WHAT THE TASK REQUIRES - Find and copy each line of the records where the string "وصححه" shows up.
= = = = =
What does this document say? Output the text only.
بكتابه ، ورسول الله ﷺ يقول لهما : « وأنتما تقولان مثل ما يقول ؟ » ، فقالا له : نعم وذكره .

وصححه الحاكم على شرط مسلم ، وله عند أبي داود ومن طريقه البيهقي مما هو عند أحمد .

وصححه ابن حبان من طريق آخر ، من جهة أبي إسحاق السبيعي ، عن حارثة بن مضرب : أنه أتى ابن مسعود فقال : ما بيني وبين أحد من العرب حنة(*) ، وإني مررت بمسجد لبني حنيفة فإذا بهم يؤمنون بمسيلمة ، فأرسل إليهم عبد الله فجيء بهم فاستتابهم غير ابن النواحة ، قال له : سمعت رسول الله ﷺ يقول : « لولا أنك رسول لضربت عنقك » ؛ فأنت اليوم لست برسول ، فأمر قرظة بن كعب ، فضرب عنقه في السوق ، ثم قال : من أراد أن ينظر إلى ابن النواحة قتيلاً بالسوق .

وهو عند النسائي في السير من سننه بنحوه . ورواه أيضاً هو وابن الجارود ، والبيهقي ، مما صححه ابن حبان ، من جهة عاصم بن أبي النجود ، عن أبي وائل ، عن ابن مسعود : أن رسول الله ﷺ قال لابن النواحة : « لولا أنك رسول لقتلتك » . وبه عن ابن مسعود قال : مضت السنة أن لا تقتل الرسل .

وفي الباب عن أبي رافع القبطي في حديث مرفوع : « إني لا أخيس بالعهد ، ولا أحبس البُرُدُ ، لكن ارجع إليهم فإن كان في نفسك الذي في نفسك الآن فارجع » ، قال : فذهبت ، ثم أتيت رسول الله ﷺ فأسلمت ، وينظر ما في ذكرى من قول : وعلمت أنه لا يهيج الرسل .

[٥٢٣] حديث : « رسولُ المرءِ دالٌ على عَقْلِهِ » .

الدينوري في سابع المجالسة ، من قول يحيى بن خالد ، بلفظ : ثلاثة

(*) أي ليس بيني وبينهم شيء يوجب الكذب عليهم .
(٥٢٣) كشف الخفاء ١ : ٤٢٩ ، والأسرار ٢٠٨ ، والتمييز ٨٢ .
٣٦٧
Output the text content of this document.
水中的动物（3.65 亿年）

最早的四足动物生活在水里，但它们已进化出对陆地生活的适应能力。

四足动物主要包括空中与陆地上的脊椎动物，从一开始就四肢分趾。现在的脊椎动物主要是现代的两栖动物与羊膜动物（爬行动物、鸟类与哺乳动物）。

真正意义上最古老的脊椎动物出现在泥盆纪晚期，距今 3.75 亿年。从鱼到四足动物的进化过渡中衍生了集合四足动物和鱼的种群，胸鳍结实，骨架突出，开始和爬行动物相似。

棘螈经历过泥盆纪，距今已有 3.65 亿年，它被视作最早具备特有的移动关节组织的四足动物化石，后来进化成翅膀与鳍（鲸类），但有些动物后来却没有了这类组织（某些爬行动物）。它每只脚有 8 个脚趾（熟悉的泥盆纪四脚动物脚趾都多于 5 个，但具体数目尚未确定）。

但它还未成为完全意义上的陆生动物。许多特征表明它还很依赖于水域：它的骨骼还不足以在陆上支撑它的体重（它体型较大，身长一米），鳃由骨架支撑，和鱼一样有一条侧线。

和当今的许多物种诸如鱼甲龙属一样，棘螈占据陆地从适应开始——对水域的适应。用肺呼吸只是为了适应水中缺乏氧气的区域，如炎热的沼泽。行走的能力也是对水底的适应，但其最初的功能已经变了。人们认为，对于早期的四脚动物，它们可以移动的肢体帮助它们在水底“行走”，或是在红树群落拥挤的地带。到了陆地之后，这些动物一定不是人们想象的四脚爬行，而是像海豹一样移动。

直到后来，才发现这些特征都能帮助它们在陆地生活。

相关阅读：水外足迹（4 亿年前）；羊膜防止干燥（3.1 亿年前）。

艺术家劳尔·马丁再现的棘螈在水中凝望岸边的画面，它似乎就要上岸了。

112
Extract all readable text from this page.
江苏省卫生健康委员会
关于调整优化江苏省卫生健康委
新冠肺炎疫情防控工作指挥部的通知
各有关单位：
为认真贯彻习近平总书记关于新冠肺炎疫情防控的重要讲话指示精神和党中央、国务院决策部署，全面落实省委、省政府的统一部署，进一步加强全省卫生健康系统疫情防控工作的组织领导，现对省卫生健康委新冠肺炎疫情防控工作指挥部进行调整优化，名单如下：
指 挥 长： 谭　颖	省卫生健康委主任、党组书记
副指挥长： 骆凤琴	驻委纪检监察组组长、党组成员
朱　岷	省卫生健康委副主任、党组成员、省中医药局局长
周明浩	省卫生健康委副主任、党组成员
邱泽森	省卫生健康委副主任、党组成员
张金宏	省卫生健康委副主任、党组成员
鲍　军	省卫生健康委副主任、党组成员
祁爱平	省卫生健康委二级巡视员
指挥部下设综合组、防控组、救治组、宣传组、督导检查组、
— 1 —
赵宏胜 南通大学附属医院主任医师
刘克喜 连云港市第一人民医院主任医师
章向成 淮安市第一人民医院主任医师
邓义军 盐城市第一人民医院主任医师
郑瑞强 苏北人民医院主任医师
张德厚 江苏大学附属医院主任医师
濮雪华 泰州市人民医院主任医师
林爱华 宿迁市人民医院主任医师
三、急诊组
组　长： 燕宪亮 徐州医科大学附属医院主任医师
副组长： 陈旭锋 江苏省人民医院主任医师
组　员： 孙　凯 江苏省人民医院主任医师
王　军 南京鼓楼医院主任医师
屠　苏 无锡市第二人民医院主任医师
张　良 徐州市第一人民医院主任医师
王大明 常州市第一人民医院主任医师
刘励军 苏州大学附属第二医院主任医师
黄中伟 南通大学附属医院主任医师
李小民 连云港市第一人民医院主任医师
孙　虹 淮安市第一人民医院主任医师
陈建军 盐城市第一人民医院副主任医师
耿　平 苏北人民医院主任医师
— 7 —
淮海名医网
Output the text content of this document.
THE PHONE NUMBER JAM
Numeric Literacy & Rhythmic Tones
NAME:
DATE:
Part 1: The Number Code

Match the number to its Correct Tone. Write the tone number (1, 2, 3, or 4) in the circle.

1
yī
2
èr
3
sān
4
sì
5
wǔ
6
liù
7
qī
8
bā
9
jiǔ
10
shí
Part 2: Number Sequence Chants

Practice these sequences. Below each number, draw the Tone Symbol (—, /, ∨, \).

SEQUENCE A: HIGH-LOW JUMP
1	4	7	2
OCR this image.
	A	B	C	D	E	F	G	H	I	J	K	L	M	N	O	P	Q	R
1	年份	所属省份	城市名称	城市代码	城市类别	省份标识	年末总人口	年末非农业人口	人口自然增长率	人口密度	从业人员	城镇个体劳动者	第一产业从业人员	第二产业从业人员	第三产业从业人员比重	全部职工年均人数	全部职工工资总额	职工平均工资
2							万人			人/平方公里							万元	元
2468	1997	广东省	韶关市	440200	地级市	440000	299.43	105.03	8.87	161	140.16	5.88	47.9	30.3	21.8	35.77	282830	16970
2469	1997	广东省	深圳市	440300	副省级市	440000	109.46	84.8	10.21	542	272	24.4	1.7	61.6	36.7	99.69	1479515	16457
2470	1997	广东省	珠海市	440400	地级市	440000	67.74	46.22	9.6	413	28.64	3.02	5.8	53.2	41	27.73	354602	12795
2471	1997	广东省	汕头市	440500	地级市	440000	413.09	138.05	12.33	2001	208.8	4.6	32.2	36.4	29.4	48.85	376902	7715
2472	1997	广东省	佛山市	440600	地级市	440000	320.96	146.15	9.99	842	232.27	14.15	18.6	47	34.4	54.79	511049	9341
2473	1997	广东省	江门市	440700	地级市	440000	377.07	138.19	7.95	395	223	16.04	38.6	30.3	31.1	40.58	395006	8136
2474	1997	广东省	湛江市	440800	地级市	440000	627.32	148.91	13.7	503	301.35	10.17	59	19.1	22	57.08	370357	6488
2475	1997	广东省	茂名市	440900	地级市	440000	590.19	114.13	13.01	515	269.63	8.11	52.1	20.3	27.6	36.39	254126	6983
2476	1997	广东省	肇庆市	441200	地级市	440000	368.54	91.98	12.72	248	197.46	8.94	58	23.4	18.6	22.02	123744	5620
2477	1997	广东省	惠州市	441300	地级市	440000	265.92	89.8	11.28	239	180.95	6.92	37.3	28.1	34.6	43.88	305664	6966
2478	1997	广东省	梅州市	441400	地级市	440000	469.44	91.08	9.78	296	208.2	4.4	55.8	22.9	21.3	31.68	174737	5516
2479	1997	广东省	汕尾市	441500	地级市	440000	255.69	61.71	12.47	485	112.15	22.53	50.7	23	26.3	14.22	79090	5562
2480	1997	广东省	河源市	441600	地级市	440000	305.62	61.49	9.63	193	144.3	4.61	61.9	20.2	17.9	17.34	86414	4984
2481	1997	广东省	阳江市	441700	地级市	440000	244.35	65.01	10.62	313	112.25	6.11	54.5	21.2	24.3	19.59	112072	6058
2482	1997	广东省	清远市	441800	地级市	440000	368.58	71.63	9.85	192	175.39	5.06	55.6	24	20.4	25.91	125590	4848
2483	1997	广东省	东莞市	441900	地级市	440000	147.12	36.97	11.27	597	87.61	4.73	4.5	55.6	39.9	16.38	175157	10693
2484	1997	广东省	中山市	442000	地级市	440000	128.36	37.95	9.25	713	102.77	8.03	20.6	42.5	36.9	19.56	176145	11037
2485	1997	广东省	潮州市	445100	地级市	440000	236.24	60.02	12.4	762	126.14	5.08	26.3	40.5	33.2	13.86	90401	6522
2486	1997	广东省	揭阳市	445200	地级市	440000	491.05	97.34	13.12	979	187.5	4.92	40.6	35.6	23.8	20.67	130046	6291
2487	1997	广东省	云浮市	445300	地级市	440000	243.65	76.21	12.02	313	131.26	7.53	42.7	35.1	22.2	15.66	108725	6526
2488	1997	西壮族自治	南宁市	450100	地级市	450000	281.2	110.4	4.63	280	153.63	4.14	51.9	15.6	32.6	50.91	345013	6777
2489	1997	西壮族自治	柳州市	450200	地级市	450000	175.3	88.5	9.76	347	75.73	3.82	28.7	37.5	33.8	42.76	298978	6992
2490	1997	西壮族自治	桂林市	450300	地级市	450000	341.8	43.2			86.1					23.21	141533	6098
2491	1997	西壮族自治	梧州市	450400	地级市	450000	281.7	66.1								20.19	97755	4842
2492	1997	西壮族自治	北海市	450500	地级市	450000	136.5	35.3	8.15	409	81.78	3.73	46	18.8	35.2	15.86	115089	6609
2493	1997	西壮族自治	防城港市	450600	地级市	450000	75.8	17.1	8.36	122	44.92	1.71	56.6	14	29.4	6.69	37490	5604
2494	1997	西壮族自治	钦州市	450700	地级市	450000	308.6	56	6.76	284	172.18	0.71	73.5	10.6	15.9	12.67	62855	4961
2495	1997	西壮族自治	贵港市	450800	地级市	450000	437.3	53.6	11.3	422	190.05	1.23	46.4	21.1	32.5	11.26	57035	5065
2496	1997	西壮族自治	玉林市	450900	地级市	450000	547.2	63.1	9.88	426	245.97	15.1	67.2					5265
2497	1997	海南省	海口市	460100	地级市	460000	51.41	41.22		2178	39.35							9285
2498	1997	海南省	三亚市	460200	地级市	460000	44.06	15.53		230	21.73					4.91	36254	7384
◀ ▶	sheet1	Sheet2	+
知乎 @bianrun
= = = = =
FULL RESPONSE -
وصححه الحاكم على شرط مسلم ، وله عند أبي داود ومن طريقه البيهقي مما هو عند أحمد .
وصححه ابن حبان من طريق آخر ، من جهة أبي إسحاق السبيعي ، عن حارثة بن مضرب : أنه أتى ابن مسعود فقال : ما بيني وبين أحد من العرب حنة(*) ، وإني مررت بمسجد لبني حنيفة فإذا بهم يؤمنون بمسيلمة ، فأرسل إليهم عبد الله فجيء بهم فاستتابهم غير ابن النواحة ، قال له : سمعت رسول الله ﷺ يقول : « لولا أنك رسول لضربت عنقك » ؛ فأنت اليوم لست برسول ، فأمر قرظة بن كعب ، فضرب عنقه في السوق ، ثم قال : من أراد أن ينظر إلى ابن النواحة قتيلاً بالسوق .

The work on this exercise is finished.